**Your objective:**
Check each line of the listing for the word "Materials" and report how many lines contain it, giving nothing but the number.

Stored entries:
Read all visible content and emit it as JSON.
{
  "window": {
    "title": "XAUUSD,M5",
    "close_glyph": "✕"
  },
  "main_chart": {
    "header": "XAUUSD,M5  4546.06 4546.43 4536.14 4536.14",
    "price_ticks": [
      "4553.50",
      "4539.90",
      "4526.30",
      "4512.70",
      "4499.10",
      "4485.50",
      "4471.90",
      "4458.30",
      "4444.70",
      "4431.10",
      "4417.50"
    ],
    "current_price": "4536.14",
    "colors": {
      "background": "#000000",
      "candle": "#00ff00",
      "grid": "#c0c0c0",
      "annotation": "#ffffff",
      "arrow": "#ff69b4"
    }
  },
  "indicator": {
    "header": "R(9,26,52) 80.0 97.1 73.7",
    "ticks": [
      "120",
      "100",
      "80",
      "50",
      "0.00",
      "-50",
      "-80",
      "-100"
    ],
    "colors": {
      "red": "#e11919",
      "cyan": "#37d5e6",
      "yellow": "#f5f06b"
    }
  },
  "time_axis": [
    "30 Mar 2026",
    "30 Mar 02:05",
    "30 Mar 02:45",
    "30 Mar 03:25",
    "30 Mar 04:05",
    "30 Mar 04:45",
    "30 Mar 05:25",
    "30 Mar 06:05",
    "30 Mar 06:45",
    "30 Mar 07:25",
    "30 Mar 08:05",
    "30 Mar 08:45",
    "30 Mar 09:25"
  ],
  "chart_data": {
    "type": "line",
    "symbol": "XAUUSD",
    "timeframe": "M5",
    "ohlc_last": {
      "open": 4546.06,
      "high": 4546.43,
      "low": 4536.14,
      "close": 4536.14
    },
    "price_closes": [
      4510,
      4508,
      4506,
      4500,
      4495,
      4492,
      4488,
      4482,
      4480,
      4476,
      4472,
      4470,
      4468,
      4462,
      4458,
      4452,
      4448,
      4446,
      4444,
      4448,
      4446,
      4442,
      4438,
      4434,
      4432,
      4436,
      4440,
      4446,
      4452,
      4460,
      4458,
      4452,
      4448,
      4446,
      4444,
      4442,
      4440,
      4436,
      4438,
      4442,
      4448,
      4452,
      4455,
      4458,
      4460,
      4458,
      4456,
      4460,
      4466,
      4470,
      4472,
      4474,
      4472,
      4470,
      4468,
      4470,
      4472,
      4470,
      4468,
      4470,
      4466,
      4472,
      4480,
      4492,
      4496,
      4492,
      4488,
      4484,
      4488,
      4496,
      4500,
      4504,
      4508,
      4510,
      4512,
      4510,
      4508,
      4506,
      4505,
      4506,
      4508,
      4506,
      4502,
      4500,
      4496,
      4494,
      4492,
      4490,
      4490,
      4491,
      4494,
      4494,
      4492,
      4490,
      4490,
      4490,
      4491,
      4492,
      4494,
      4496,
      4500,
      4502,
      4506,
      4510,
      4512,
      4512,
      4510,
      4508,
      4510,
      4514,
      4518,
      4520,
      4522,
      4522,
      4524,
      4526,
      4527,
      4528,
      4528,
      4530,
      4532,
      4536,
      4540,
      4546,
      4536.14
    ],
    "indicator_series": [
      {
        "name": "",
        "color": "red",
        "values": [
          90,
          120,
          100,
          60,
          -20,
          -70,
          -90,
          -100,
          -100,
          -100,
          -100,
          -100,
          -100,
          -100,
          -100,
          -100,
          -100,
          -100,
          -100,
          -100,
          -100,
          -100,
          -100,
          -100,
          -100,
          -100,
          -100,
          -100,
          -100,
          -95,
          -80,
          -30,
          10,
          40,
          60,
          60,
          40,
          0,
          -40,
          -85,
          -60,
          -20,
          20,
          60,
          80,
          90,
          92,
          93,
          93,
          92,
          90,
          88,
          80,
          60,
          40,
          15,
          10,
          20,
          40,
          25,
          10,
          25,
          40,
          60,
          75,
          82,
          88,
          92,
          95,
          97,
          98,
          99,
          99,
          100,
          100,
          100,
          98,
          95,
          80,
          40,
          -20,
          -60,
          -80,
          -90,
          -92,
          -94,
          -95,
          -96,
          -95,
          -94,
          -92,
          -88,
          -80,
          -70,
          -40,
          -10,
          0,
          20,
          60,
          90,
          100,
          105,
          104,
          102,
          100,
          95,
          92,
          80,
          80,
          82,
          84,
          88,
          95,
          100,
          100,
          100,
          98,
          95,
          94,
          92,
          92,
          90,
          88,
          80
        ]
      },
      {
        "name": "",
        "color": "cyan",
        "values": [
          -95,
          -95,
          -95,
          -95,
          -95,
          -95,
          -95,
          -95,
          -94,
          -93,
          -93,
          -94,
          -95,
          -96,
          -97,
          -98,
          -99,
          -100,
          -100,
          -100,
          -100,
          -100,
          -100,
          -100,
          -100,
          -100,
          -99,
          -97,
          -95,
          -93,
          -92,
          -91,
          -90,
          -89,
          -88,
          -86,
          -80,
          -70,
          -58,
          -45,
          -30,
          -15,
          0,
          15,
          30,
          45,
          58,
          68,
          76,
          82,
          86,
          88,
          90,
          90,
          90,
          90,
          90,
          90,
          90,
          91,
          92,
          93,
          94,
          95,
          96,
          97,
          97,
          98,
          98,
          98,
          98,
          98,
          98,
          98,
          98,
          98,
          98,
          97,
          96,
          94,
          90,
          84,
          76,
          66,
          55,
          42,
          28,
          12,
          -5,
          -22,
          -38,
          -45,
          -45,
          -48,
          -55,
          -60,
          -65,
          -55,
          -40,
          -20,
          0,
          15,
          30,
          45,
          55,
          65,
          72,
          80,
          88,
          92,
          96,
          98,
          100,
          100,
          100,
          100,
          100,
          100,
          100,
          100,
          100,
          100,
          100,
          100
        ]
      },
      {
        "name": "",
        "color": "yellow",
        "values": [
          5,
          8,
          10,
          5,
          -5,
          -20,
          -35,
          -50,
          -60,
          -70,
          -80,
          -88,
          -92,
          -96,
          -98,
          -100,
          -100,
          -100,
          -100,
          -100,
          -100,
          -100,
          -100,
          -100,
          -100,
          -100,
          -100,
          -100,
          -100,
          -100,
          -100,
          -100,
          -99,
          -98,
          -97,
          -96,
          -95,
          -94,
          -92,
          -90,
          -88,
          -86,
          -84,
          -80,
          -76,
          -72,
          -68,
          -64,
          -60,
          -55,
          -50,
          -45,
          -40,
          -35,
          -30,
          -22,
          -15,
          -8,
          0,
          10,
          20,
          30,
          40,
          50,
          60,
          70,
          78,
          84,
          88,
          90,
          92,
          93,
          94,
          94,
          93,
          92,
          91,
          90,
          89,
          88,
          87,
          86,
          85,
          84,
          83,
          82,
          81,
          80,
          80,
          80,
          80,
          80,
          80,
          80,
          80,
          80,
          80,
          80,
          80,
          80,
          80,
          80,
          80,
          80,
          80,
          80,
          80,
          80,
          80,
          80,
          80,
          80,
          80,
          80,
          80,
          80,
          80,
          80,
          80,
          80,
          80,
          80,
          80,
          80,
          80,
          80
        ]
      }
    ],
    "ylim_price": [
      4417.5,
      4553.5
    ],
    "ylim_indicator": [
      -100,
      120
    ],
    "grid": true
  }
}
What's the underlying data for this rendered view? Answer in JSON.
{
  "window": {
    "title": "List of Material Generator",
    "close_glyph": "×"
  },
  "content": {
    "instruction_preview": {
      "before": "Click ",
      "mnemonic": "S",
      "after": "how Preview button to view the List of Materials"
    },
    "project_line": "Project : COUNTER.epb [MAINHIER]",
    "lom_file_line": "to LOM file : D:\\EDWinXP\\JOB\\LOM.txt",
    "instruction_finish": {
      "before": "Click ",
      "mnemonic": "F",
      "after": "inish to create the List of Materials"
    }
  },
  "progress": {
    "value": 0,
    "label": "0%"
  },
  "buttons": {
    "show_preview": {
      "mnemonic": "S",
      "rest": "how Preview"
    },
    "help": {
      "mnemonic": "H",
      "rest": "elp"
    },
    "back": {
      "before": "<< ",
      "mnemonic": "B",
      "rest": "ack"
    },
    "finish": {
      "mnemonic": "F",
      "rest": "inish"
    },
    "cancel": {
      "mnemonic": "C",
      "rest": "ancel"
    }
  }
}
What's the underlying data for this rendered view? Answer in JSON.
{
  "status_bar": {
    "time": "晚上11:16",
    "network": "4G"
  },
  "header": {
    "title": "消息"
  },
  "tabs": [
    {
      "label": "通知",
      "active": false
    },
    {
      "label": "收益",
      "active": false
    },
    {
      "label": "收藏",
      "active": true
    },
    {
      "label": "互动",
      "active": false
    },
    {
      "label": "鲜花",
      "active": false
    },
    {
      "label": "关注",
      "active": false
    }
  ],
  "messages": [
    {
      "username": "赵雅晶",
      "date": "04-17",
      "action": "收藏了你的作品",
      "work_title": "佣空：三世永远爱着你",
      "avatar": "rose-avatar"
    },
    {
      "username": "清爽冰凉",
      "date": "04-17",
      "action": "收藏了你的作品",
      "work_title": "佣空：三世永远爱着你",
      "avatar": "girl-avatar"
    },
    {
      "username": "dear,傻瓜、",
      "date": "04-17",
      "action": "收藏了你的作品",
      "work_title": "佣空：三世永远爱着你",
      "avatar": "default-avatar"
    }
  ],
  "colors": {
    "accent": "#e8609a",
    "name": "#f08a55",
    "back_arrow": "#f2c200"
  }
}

**Solution to this task:**
2